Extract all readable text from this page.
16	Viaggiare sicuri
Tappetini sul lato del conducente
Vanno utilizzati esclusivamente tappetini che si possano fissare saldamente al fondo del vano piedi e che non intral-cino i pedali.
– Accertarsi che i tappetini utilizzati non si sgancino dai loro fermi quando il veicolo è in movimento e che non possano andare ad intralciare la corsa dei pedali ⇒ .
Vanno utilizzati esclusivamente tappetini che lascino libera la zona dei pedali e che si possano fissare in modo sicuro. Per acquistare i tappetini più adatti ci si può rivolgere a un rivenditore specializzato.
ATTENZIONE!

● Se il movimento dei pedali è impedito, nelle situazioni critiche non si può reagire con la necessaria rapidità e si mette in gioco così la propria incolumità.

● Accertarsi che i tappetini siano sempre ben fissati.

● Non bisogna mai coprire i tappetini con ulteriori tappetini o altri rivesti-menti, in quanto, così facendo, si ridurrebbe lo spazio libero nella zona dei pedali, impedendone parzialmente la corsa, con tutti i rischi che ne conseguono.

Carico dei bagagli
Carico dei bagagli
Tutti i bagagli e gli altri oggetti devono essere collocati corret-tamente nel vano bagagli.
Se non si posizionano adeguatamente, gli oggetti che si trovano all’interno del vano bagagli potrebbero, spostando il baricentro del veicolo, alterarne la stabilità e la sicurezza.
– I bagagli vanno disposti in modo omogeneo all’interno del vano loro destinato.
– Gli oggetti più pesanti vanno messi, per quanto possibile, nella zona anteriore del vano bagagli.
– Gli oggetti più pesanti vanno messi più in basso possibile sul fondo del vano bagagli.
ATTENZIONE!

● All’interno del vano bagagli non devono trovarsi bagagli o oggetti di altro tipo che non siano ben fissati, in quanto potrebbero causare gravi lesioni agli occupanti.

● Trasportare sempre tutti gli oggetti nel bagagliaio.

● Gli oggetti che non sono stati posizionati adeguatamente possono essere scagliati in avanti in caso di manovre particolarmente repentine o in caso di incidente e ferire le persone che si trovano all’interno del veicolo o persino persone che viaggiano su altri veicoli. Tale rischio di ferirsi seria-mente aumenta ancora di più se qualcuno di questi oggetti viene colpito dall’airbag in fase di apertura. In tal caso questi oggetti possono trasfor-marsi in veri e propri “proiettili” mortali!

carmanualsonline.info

++++++++

Exercise instructions: Copy out every entry again, exactly as it was given.

Response:
Extract all readable text from this page.
16	Viaggiare sicuri
Tappetini sul lato del conducente
Vanno utilizzati esclusivamente tappetini che si possano fissare saldamente al fondo del vano piedi e che non intral-cino i pedali.
– Accertarsi che i tappetini utilizzati non si sgancino dai loro fermi quando il veicolo è in movimento e che non possano andare ad intralciare la corsa dei pedali ⇒ .
Vanno utilizzati esclusivamente tappetini che lascino libera la zona dei pedali e che si possano fissare in modo sicuro. Per acquistare i tappetini più adatti ci si può rivolgere a un rivenditore specializzato.
ATTENZIONE!

● Se il movimento dei pedali è impedito, nelle situazioni critiche non si può reagire con la necessaria rapidità e si mette in gioco così la propria incolumità.

● Accertarsi che i tappetini siano sempre ben fissati.

● Non bisogna mai coprire i tappetini con ulteriori tappetini o altri rivesti-menti, in quanto, così facendo, si ridurrebbe lo spazio libero nella zona dei pedali, impedendone parzialmente la corsa, con tutti i rischi che ne conseguono.

Carico dei bagagli
Carico dei bagagli
Tutti i bagagli e gli altri oggetti devono essere collocati corret-tamente nel vano bagagli.
Se non si posizionano adeguatamente, gli oggetti che si trovano all’interno del vano bagagli potrebbero, spostando il baricentro del veicolo, alterarne la stabilità e la sicurezza.
– I bagagli vanno disposti in modo omogeneo all’interno del vano loro destinato.
– Gli oggetti più pesanti vanno messi, per quanto possibile, nella zona anteriore del vano bagagli.
– Gli oggetti più pesanti vanno messi più in basso possibile sul fondo del vano bagagli.
ATTENZIONE!

● All’interno del vano bagagli non devono trovarsi bagagli o oggetti di altro tipo che non siano ben fissati, in quanto potrebbero causare gravi lesioni agli occupanti.

● Trasportare sempre tutti gli oggetti nel bagagliaio.

● Gli oggetti che non sono stati posizionati adeguatamente possono essere scagliati in avanti in caso di manovre particolarmente repentine o in caso di incidente e ferire le persone che si trovano all’interno del veicolo o persino persone che viaggiano su altri veicoli. Tale rischio di ferirsi seria-mente aumenta ancora di più se qualcuno di questi oggetti viene colpito dall’airbag in fase di apertura. In tal caso questi oggetti possono trasfor-marsi in veri e propri “proiettili” mortali!

carmanualsonline.info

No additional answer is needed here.